Part of a data file:
***
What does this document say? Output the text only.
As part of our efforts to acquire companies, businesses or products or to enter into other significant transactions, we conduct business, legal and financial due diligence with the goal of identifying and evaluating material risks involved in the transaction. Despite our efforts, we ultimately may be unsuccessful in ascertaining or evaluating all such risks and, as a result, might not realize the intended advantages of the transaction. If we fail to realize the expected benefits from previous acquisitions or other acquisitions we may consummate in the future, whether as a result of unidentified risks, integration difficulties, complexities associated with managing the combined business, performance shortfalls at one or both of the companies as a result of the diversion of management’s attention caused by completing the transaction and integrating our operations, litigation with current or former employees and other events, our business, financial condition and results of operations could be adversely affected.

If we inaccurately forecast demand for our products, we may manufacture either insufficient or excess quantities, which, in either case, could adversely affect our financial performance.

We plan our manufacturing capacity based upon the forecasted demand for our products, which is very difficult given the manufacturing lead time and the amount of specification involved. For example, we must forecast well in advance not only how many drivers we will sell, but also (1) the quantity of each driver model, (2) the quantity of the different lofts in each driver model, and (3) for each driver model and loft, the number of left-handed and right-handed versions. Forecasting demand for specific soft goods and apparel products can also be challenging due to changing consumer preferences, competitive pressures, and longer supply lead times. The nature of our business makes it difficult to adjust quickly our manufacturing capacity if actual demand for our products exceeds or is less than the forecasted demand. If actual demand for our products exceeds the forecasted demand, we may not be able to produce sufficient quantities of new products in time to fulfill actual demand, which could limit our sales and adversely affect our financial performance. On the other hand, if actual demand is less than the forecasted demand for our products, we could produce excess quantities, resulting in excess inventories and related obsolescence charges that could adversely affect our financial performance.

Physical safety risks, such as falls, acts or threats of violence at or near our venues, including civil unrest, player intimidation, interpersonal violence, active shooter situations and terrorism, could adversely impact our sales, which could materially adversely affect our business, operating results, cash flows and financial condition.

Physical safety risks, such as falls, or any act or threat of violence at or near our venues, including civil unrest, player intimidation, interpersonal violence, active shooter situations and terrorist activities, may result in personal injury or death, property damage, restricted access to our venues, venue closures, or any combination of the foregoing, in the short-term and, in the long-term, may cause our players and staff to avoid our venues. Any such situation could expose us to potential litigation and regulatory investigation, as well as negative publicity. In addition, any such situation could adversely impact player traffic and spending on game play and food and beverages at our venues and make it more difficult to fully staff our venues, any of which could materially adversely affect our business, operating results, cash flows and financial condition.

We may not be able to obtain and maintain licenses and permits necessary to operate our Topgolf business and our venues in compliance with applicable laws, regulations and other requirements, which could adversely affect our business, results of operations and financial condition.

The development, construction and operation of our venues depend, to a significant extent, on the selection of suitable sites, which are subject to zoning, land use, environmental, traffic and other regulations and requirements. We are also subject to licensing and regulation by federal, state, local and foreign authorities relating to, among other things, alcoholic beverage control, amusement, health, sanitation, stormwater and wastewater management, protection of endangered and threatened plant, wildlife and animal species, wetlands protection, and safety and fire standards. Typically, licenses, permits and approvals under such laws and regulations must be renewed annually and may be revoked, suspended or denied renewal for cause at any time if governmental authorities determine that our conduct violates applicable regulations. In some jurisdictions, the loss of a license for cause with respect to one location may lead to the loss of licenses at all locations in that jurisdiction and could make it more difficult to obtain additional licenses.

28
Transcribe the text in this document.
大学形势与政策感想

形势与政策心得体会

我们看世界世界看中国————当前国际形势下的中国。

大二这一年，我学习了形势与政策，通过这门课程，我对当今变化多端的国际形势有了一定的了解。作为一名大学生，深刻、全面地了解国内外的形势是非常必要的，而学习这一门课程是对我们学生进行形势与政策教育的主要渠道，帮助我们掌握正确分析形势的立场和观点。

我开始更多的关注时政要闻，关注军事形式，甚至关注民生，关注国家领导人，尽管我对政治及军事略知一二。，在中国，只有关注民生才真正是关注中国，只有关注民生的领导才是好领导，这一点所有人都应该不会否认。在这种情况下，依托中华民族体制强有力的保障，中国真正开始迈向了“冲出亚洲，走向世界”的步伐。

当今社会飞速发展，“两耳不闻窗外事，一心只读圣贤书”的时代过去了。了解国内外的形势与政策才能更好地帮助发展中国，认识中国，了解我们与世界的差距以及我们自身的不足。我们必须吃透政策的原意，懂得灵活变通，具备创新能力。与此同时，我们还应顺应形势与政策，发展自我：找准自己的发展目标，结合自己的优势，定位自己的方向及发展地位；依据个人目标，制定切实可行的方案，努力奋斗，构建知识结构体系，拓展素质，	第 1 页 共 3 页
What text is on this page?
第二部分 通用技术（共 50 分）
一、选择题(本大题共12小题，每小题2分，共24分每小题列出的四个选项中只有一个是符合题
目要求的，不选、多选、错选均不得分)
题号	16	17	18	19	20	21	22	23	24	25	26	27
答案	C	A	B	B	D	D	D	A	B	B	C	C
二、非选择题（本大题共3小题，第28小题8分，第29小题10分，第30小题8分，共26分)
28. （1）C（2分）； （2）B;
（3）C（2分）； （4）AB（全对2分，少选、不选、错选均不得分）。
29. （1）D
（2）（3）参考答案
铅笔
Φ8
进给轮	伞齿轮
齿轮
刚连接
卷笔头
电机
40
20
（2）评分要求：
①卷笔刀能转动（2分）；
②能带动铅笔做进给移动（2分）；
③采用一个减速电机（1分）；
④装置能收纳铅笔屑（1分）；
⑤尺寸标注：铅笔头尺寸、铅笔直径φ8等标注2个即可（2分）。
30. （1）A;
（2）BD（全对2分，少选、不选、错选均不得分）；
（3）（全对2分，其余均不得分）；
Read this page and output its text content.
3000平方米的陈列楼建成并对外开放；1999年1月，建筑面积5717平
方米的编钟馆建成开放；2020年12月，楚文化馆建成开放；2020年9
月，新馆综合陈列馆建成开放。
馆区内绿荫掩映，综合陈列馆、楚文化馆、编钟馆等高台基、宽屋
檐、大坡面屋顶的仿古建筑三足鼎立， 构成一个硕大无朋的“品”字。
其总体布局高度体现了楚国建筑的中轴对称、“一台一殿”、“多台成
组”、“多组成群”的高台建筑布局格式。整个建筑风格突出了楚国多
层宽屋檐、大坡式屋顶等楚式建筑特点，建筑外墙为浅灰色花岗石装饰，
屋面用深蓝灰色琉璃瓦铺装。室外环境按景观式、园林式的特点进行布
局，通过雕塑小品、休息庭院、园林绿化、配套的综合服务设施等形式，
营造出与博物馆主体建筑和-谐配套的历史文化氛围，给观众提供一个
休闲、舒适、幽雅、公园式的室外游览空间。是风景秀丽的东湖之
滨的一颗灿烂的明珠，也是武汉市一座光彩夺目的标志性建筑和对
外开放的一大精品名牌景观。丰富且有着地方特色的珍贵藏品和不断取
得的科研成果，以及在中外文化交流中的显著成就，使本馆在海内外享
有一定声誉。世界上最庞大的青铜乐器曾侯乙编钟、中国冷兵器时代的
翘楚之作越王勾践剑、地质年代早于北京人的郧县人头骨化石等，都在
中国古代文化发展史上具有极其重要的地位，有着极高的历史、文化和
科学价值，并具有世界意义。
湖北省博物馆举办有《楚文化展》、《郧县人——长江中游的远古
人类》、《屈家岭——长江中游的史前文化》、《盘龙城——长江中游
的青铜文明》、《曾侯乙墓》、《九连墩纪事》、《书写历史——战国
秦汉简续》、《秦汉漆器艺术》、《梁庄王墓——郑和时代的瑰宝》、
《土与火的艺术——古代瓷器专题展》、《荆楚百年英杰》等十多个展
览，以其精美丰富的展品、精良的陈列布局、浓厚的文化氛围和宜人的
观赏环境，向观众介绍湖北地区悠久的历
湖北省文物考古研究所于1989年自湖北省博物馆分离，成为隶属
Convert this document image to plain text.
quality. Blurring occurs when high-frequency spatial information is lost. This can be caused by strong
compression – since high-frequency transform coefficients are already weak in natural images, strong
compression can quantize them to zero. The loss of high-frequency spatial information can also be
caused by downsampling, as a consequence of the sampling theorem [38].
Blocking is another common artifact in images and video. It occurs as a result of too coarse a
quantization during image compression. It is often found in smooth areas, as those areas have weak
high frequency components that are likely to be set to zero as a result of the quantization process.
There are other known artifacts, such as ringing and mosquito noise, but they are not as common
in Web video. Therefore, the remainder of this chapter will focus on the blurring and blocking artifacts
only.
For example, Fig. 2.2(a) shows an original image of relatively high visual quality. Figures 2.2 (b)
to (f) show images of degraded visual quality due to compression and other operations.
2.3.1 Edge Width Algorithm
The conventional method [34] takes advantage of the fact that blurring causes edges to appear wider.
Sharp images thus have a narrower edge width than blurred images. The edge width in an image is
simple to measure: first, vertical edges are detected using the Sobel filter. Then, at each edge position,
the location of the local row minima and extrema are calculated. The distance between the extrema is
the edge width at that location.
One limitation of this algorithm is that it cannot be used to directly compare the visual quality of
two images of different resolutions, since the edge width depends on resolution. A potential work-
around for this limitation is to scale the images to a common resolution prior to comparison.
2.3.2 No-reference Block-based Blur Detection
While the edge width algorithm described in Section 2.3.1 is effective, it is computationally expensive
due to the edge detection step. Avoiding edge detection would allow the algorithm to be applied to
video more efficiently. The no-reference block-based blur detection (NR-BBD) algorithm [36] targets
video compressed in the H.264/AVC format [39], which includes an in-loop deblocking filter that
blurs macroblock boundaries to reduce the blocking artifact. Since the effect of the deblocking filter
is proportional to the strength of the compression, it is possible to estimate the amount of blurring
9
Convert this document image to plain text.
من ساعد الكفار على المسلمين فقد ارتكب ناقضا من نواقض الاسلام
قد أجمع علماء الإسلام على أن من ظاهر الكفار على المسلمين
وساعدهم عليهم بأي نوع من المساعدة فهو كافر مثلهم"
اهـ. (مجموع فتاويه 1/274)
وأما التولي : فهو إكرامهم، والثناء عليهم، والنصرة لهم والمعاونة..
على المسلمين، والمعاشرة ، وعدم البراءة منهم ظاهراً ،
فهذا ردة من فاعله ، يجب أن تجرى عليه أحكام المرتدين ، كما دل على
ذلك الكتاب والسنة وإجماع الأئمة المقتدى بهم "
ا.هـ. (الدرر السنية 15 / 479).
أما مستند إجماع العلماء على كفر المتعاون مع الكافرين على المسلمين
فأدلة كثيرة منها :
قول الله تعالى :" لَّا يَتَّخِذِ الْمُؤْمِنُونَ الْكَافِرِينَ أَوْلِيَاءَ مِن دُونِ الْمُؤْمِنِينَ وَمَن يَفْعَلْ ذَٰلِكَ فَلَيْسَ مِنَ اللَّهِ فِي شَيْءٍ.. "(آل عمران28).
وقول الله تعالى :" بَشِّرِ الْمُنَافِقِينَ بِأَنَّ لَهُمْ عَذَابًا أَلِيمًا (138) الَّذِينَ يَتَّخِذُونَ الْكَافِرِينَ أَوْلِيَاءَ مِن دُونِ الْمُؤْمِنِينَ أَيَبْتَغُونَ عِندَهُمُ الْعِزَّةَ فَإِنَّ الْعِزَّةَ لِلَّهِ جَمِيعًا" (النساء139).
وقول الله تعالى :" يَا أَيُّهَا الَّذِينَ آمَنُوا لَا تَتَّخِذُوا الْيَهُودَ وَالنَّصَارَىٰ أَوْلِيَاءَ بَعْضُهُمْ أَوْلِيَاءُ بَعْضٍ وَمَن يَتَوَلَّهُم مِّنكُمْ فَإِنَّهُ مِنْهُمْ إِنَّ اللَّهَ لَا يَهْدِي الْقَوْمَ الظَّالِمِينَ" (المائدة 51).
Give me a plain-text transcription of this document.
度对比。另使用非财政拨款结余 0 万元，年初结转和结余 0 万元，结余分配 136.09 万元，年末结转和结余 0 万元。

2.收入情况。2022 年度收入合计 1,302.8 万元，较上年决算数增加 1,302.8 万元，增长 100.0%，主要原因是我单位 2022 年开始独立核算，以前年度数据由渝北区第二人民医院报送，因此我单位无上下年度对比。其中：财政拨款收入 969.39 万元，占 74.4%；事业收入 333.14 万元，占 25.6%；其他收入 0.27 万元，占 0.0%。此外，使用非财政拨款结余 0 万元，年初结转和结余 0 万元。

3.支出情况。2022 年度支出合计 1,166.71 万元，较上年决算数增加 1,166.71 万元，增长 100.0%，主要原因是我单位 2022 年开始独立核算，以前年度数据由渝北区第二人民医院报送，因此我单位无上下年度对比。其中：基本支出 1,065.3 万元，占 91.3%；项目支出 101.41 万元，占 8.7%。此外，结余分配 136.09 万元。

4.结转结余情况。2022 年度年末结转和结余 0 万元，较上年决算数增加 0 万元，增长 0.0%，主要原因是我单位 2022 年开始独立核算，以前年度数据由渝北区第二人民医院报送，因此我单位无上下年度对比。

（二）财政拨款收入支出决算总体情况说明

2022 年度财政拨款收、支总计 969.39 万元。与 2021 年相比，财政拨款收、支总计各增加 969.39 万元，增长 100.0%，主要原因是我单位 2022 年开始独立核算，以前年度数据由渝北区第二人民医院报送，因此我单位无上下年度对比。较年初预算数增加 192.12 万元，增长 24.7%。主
***
● **Prompt**:
Find the string "obtain" in the listing and return every line that holds it.

● **Solution to the problem**:
We may not be able to obtain and maintain licenses and permits necessary to operate our Topgolf business and our venues in compliance with applicable laws, regulations and other requirements, which could adversely affect our business, results of operations and financial condition.
The development, construction and operation of our venues depend, to a significant extent, on the selection of suitable sites, which are subject to zoning, land use, environmental, traffic and other regulations and requirements. We are also subject to licensing and regulation by federal, state, local and foreign authorities relating to, among other things, alcoholic beverage control, amusement, health, sanitation, stormwater and wastewater management, protection of endangered and threatened plant, wildlife and animal species, wetlands protection, and safety and fire standards. Typically, licenses, permits and approvals under such laws and regulations must be renewed annually and may be revoked, suspended or denied renewal for cause at any time if governmental authorities determine that our conduct violates applicable regulations. In some jurisdictions, the loss of a license for cause with respect to one location may lead to the loss of licenses at all locations in that jurisdiction and could make it more difficult to obtain additional licenses.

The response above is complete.